▶ _WHAT IS BEING ASKED_
Copy the listing below word for word, leaving every line unchanged.

* begin *

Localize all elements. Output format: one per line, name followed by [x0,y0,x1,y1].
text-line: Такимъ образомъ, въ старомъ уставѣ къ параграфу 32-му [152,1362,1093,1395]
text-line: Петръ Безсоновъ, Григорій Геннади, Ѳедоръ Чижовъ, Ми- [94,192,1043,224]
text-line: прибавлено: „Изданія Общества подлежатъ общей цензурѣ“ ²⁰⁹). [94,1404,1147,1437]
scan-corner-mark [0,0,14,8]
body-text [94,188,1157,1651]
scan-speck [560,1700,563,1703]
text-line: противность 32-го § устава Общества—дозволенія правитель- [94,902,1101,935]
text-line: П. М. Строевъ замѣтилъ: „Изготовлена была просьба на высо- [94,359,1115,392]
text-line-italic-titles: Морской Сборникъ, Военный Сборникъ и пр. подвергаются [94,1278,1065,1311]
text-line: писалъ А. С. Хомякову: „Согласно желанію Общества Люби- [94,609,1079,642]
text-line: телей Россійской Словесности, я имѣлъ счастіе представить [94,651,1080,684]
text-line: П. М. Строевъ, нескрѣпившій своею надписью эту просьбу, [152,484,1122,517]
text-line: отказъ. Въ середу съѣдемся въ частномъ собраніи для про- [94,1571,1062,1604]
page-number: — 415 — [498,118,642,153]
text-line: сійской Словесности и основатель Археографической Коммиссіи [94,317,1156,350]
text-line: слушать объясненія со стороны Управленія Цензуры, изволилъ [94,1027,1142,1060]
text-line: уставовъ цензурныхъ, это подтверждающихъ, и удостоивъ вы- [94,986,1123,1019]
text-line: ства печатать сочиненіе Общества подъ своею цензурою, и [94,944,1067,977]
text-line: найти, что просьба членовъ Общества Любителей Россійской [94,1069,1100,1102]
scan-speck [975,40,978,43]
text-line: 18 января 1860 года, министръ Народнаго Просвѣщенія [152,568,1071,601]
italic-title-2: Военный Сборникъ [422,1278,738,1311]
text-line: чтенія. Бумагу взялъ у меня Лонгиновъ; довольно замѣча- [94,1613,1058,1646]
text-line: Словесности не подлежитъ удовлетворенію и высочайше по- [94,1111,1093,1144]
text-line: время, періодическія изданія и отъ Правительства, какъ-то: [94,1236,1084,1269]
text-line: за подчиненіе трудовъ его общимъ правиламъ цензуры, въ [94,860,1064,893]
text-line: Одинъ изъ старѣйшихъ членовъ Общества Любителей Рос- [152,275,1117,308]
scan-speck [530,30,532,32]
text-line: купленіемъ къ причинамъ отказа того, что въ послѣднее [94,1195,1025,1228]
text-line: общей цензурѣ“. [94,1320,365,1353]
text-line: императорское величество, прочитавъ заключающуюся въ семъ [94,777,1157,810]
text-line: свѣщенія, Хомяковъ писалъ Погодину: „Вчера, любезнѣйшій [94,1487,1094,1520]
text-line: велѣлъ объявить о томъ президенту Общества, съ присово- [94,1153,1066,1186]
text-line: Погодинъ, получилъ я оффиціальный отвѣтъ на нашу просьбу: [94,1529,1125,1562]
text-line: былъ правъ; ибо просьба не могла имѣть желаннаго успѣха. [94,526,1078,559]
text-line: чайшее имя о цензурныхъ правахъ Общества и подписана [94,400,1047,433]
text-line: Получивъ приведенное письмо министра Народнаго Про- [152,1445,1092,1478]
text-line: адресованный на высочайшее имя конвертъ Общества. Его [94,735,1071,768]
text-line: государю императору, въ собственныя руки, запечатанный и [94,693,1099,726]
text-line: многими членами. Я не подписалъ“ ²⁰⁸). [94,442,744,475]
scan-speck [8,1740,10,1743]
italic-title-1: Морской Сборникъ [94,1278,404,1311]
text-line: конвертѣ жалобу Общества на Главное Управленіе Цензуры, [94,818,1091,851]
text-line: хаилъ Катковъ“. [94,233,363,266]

* end *

▶ _ANSWER FOR THIS EXERCISE_
Localize all elements. Output format: one per line, name followed by [x0,y0,x1,y1].
text-line: Такимъ образомъ, въ старомъ уставѣ къ параграфу 32-му [152,1362,1093,1395]
text-line: Петръ Безсоновъ, Григорій Геннади, Ѳедоръ Чижовъ, Ми- [94,192,1043,224]
text-line: прибавлено: „Изданія Общества подлежатъ общей цензурѣ“ ²⁰⁹). [94,1404,1147,1437]
scan-corner-mark [0,0,14,8]
body-text [94,188,1157,1651]
scan-speck [560,1700,563,1703]
text-line: противность 32-го § устава Общества—дозволенія правитель- [94,902,1101,935]
text-line: П. М. Строевъ замѣтилъ: „Изготовлена была просьба на высо- [94,359,1115,392]
text-line-italic-titles: Морской Сборникъ, Военный Сборникъ и пр. подвергаются [94,1278,1065,1311]
text-line: писалъ А. С. Хомякову: „Согласно желанію Общества Люби- [94,609,1079,642]
text-line: телей Россійской Словесности, я имѣлъ счастіе представить [94,651,1080,684]
text-line: П. М. Строевъ, нескрѣпившій своею надписью эту просьбу, [152,484,1122,517]
text-line: отказъ. Въ середу съѣдемся въ частномъ собраніи для про- [94,1571,1062,1604]
page-number: — 415 — [498,118,642,153]
text-line: сійской Словесности и основатель Археографической Коммиссіи [94,317,1156,350]
text-line: слушать объясненія со стороны Управленія Цензуры, изволилъ [94,1027,1142,1060]
text-line: уставовъ цензурныхъ, это подтверждающихъ, и удостоивъ вы- [94,986,1123,1019]
text-line: ства печатать сочиненіе Общества подъ своею цензурою, и [94,944,1067,977]
text-line: найти, что просьба членовъ Общества Любителей Россійской [94,1069,1100,1102]
scan-speck [975,40,978,43]
text-line: 18 января 1860 года, министръ Народнаго Просвѣщенія [152,568,1071,601]
italic-title-2: Военный Сборникъ [422,1278,738,1311]
text-line: чтенія. Бумагу взялъ у меня Лонгиновъ; довольно замѣча- [94,1613,1058,1646]
text-line: Словесности не подлежитъ удовлетворенію и высочайше по- [94,1111,1093,1144]
text-line: время, періодическія изданія и отъ Правительства, какъ-то: [94,1236,1084,1269]
text-line: за подчиненіе трудовъ его общимъ правиламъ цензуры, въ [94,860,1064,893]
text-line: Одинъ изъ старѣйшихъ членовъ Общества Любителей Рос- [152,275,1117,308]
scan-speck [530,30,532,32]
text-line: купленіемъ къ причинамъ отказа того, что въ послѣднее [94,1195,1025,1228]
text-line: общей цензурѣ“. [94,1320,365,1353]
text-line: императорское величество, прочитавъ заключающуюся въ семъ [94,777,1157,810]
text-line: свѣщенія, Хомяковъ писалъ Погодину: „Вчера, любезнѣйшій [94,1487,1094,1520]
text-line: велѣлъ объявить о томъ президенту Общества, съ присово- [94,1153,1066,1186]
text-line: Погодинъ, получилъ я оффиціальный отвѣтъ на нашу просьбу: [94,1529,1125,1562]
text-line: былъ правъ; ибо просьба не могла имѣть желаннаго успѣха. [94,526,1078,559]
text-line: чайшее имя о цензурныхъ правахъ Общества и подписана [94,400,1047,433]
text-line: Получивъ приведенное письмо министра Народнаго Про- [152,1445,1092,1478]
text-line: адресованный на высочайшее имя конвертъ Общества. Его [94,735,1071,768]
text-line: государю императору, въ собственныя руки, запечатанный и [94,693,1099,726]
text-line: многими членами. Я не подписалъ“ ²⁰⁸). [94,442,744,475]
scan-speck [8,1740,10,1743]
italic-title-1: Морской Сборникъ [94,1278,404,1311]
text-line: конвертѣ жалобу Общества на Главное Управленіе Цензуры, [94,818,1091,851]
text-line: хаилъ Катковъ“. [94,233,363,266]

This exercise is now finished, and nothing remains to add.